Text shown:
Ryan Koenigsberg Avatar
August 12, 2018
USATSI 11069263 1

DENVER — This is getting ridiculous.

The Paxton Lynch experiment has played itself out. It’s over.

I understood when a rookie couldn’t win the job coming out of a spread system in a small conference. I was on board with the “three-year project” narrative for a while. I was guilty, at times, of trying to find positives, and even bought some of the hype after No. 12 had a solid week of practices in San Francisco last year, but enough is enough.

A three-year project should be nearing completion at this point, but the Paxton Lynch project isn’t even off of the ground yet, and Saturday night’s game was just another chapter in a book that just keeps getting worse.

Trading away Trevor “tailormade backup” Siemian was a head-scratcher at best, and the NFL schedule-makers did the Broncos absolutely no favors in trying to justify it. When Minnesota showed up first on the preseason schedule, at home, John Elway must have known what was coming. Heck, nobody knows what Trevor Siemian vs. Paxton Lynch looks like more than John, he’s had to watch it play out for two years right in his own backyard.

It’s pretty simple. The Broncos have the wrong backup.

There’s a saying in sports, “It’s hard to beat a team three times in a row.” Well, for the third time in a row, Team Trevor mopped the floor with Team Paxton.

Siemian: 11/17, 165 yards, 2 TD, 1 INT, 111.2 passer rating

Lynch: 6/11, 24 yards, 0 TD, 1 INT, 22.2 passer rating

Have you ever seen an extremely one-sided fight where somebody is just getting pummeled and you get sort or sick to your stomach? That’s how I felt watching what we can only hope is the last installment of Siemian V. Lynch, the only fight worse than Mayweather and McGregor.

“We didn’t really put a lot of drives together or move the ball, so I’m sad about that,” Lynch said after the game.

“Boooooooooooooo,” Broncos fans said during it.

The only solace this time for the Broncos is that the sparring match was a battle of backup quarterbacks. Although, some might say it was always a battle of backup quarterbacks.

Requests:
- 1) List every person named in the column about Paxton Lynch, leaving out the byline at the top.
- 2) Write a continuation of the column about Paxton Lynch, starting after its final sentence.
The data that comes next has no connection to the column about Paxton Lynch.

Material:
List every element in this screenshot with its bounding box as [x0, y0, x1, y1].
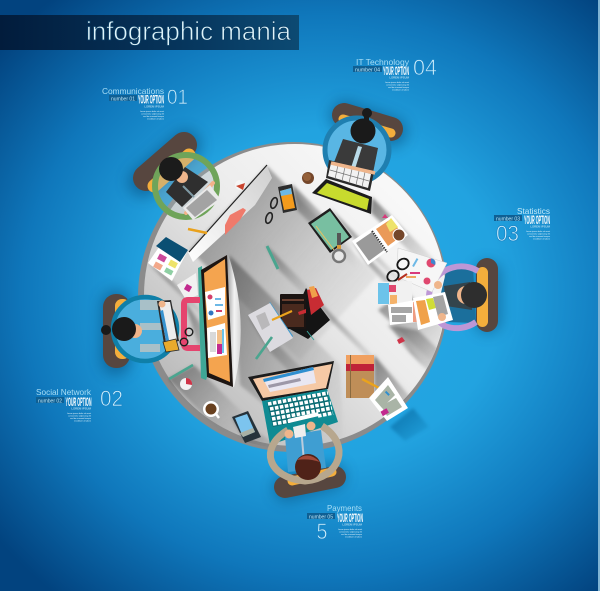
red marker [397, 337, 405, 344]
keyboard [267, 392, 332, 427]
label 01 communications: incididunt ut labore [147, 118, 165, 120]
text sheet [388, 300, 417, 325]
label 05 payments: Lorem ipsum dolor sit amet [338, 528, 362, 531]
person 05 payments [270, 422, 339, 488]
person 03 statistics [429, 258, 498, 332]
label 02 social network: sed do eiusmod tempor [70, 417, 91, 420]
keyboard [326, 160, 374, 191]
monitor angled panel [188, 166, 272, 262]
phone and hands [293, 424, 306, 438]
tablet monitor with charts [198, 254, 241, 387]
tablet device [232, 411, 261, 443]
hands [434, 281, 442, 289]
number tag: number 03 [496, 216, 520, 222]
number tag: number 04 [355, 67, 380, 73]
purple ring [429, 266, 478, 328]
statistics papers [378, 248, 453, 330]
brochure [148, 237, 188, 281]
spiral notebook [352, 214, 408, 265]
arms [186, 183, 213, 213]
label 04 it technology: incididunt ut labore [392, 88, 410, 92]
chart panel bottom [207, 323, 227, 358]
magnifier [333, 233, 345, 262]
label 02 social network: YOUR OPTION [66, 395, 92, 409]
label 05 payments: consectetur adipiscing elit [339, 530, 362, 534]
desk monitor, large [188, 165, 272, 262]
label 02 social network: LOREM IPSUM [71, 406, 92, 410]
label 05 payments [307, 503, 363, 544]
label 03 statistics: Lorem ipsum dolor sit amet [526, 230, 550, 233]
jacket [440, 266, 476, 323]
label 01 communications: YOUR OPTION [138, 92, 164, 106]
small report [177, 273, 198, 300]
round table [138, 142, 446, 452]
chair [285, 477, 335, 487]
laptop bottom [248, 361, 338, 445]
label 05 payments: sed do eiusmod tempor [341, 533, 362, 536]
label 03 statistics: incididunt ut labore [533, 238, 551, 240]
label 01 communications: Communications [102, 86, 164, 96]
label 02 social network: Lorem ipsum dolor sit amet [67, 412, 91, 415]
green ring body [155, 155, 217, 217]
head [128, 324, 142, 338]
label 04 it technology: 04 [413, 55, 437, 80]
head [176, 171, 188, 183]
pencil green [267, 246, 278, 269]
label 05 payments: 5 [316, 519, 328, 544]
label 01 communications: consectetur adipiscing elit [141, 112, 164, 116]
head [295, 454, 321, 480]
label 03 statistics: sed do eiusmod tempor [529, 235, 550, 238]
pencil green lower [169, 365, 193, 379]
tan ring [270, 426, 339, 481]
number tag: number 05 [309, 514, 333, 520]
head [350, 118, 376, 144]
label 02 social network: 02 [100, 386, 123, 411]
label 04 it technology: LOREM IPSUM [389, 76, 410, 80]
brown book [346, 355, 381, 398]
keyboard [183, 185, 221, 220]
colour sheet [413, 292, 453, 330]
long shadows on table [150, 165, 442, 444]
label 02 social network: incididunt ut labore [74, 420, 92, 422]
large chart paper [397, 248, 447, 292]
label 04 it technology: YOUR OPTION [383, 64, 409, 78]
blue ring body [326, 119, 388, 181]
label 05 payments: incididunt ut labore [345, 536, 363, 538]
pie chart [180, 378, 192, 390]
chart panel top [205, 287, 225, 320]
teal ring body [113, 297, 177, 361]
form paper [369, 377, 408, 421]
label 04 it technology [353, 55, 437, 92]
person 04 it technology [302, 108, 392, 214]
head [457, 286, 475, 304]
base [262, 389, 338, 445]
label 02 social network: consectetur adipiscing elit [68, 414, 91, 418]
title band [0, 15, 299, 50]
label 02 social network [36, 386, 123, 422]
screen [248, 361, 334, 401]
label 03 statistics: LOREM IPSUM [530, 224, 551, 228]
chair [344, 115, 391, 129]
label 04 it technology: sed do eiusmod tempor [388, 86, 409, 89]
glasses top [264, 197, 279, 224]
label 04 it technology: Lorem ipsum dolor sit amet [385, 81, 409, 84]
glasses [180, 328, 193, 346]
chair [476, 258, 498, 332]
green notebook [308, 208, 352, 253]
text: YOUR OPTION [337, 511, 363, 525]
label 01 communications: Lorem ipsum dolor sit amet [140, 110, 164, 113]
chair [146, 145, 184, 178]
orange pen [272, 311, 292, 320]
pencil orange top left [188, 229, 207, 233]
label 03 statistics [494, 206, 551, 246]
label 05 payments: LOREM IPSUM [342, 522, 363, 526]
title: infographic mania [86, 16, 292, 46]
chair [103, 294, 130, 368]
table shadow on background [390, 408, 429, 441]
body [285, 430, 326, 472]
label 05 payments: Payments [327, 503, 362, 513]
pink folder [180, 300, 200, 348]
phone [278, 184, 297, 213]
coffee cup [203, 401, 219, 418]
label 01 communications: sed do eiusmod tempor [143, 115, 164, 118]
number tag: number 01 [111, 96, 135, 102]
lime laptop screen [312, 179, 372, 214]
label 03 statistics: consectetur adipiscing elit [527, 232, 550, 236]
label 04 it technology: IT Technology [356, 57, 410, 67]
person 02 social network [101, 294, 179, 368]
keyboard [157, 300, 179, 344]
glasses [385, 256, 411, 284]
centre diary [280, 286, 330, 340]
label 01 communications: 01 [167, 86, 188, 109]
label 03 statistics: Statistics [517, 206, 550, 216]
label 01 communications: LOREM IPSUM [144, 104, 165, 108]
label 04 it technology: consectetur adipiscing elit [386, 84, 409, 86]
coffee [302, 172, 314, 184]
green pencil [256, 337, 272, 359]
person 01 communications [143, 145, 221, 220]
number tag: number 02 [38, 398, 62, 404]
grey report and pencils [248, 302, 293, 359]
label 03 statistics: 03 [496, 221, 519, 246]
left paper [378, 281, 412, 305]
label 02 social network: Social Network [36, 387, 92, 397]
label 01 communications [102, 86, 188, 120]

Answer set:
- 1) Paxton Lynch, Trevor Siemian, John Elway, Mayweather, McGregor

- 2)
Oh, and speaking of backup quarterbacks, the Broncos might actually have a promising one, but for some reason, he can’t even sniff a second-team rep in practice.

Just as he was in the Broncos’ only scrimmage of camp, Chad Kelly was the star of the show in the Broncos’ preseason opener. Albeit against mostly third-teamers, the second-year QB tossed for 177 yards and two touchdowns, bringing the Broncos back from a 27-14 deficit all the way into the lead at one point.

“Kelly! Kelly! Kelly!” The same fans that booed Lynch chanted as the man Vance Joseph once tabbed his “favorite quarterback in the draft” sliced and diced the Minnesota defense, fitting fastball after fastball into tight window after tight window.

A laser show.

Now, it is hard to evaluate a quarterback when he’s going up against the threes, but that’s kind of the point here, isn’t it?

After the game, I spoke with multiple player sources and each guy was thinking the same thing that you and I are—it’s time for Chad Kelly to get a chance with the second team.

“We know when a guy can play,” one player said. “We also know when a guy can’t.”

The other prevalent feeling was a not-so-secret secret NFL rule, the reps go where the money goes.

The funny thing is that the better Chad Kelly gets, the further he seemingly gets from earning the second-team nod.

First, it was a full-blown competition. Then, it was Kelly will “eventually” get second-team reps. Then it was Kelly “might” get second-team reps.

How about after Lynch laid another egg and Kelly lit it up?

“We’ll see,” Joseph said.

I think we’ve seen enough.

On a night in which four quarterbacks who the Broncos could’ve had as a backup battled between the lines at Mile High, somehow the worst one of the bunch—by far—was the second man on the field for the Orange & Blue.

This is getting ridiculous.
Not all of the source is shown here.